## begin

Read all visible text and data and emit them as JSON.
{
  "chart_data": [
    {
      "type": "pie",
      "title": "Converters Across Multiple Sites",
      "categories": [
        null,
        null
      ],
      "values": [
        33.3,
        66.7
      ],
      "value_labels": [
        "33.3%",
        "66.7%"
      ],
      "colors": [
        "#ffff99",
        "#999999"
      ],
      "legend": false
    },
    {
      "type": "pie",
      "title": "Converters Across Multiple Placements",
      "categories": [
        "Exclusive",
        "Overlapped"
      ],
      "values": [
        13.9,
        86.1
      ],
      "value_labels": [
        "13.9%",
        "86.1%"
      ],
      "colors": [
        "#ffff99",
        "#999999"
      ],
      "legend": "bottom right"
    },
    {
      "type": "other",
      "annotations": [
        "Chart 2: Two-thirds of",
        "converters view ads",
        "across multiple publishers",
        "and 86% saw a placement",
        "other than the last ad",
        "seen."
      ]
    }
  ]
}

## end

EXERCISE DESCRIPTION:
Every record shown above must be echoed exactly.

CORRECT ANSWER:
Read all visible text and data and emit them as JSON.
{
  "chart_data": [
    {
      "type": "pie",
      "title": "Converters Across Multiple Sites",
      "categories": [
        null,
        null
      ],
      "values": [
        33.3,
        66.7
      ],
      "value_labels": [
        "33.3%",
        "66.7%"
      ],
      "colors": [
        "#ffff99",
        "#999999"
      ],
      "legend": false
    },
    {
      "type": "pie",
      "title": "Converters Across Multiple Placements",
      "categories": [
        "Exclusive",
        "Overlapped"
      ],
      "values": [
        13.9,
        86.1
      ],
      "value_labels": [
        "13.9%",
        "86.1%"
      ],
      "colors": [
        "#ffff99",
        "#999999"
      ],
      "legend": "bottom right"
    },
    {
      "type": "other",
      "annotations": [
        "Chart 2: Two-thirds of",
        "converters view ads",
        "across multiple publishers",
        "and 86% saw a placement",
        "other than the last ad",
        "seen."
      ]
    }
  ]
}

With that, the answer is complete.